Task instructions:
Extract each line holding the word "решения" from the entries.

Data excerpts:

- - -

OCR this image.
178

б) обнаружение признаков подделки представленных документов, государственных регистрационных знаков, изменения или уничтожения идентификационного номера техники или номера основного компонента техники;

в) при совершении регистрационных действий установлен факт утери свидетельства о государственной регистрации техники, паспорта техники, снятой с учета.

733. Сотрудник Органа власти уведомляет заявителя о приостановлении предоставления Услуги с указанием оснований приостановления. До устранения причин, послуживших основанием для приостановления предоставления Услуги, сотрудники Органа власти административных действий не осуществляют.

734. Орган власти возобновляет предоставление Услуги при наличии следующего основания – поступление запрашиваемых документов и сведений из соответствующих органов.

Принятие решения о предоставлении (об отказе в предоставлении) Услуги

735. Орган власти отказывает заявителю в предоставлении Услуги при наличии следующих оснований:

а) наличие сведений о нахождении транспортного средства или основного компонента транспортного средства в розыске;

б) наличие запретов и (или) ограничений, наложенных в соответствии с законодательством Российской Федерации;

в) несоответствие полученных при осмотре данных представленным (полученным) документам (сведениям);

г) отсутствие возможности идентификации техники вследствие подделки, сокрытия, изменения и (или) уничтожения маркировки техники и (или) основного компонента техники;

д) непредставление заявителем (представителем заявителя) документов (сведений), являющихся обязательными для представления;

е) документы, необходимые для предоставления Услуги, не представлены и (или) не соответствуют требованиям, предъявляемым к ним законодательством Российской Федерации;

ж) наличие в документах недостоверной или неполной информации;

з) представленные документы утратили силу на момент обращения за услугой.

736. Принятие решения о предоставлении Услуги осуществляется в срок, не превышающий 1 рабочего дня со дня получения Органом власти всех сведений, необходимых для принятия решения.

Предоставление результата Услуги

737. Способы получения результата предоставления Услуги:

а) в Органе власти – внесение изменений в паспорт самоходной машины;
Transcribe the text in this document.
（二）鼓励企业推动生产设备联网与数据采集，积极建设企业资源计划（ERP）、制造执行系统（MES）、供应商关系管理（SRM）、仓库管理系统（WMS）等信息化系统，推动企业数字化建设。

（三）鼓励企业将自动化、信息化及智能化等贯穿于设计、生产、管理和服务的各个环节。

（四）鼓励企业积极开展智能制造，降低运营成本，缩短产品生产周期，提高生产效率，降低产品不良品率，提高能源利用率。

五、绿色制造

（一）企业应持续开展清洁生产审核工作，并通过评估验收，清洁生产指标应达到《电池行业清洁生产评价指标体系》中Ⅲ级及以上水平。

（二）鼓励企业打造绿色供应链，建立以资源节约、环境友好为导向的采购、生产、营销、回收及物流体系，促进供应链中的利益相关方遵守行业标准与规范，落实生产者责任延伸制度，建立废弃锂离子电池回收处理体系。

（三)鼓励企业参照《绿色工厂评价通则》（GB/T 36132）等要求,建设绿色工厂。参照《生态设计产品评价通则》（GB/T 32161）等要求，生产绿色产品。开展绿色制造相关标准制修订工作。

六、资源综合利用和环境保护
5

- - -

Written response:
Принятие решения о предоставлении (об отказе в предоставлении) Услуги
736. Принятие решения о предоставлении Услуги осуществляется в срок, не превышающий 1 рабочего дня со дня получения Органом власти всех сведений, необходимых для принятия решения.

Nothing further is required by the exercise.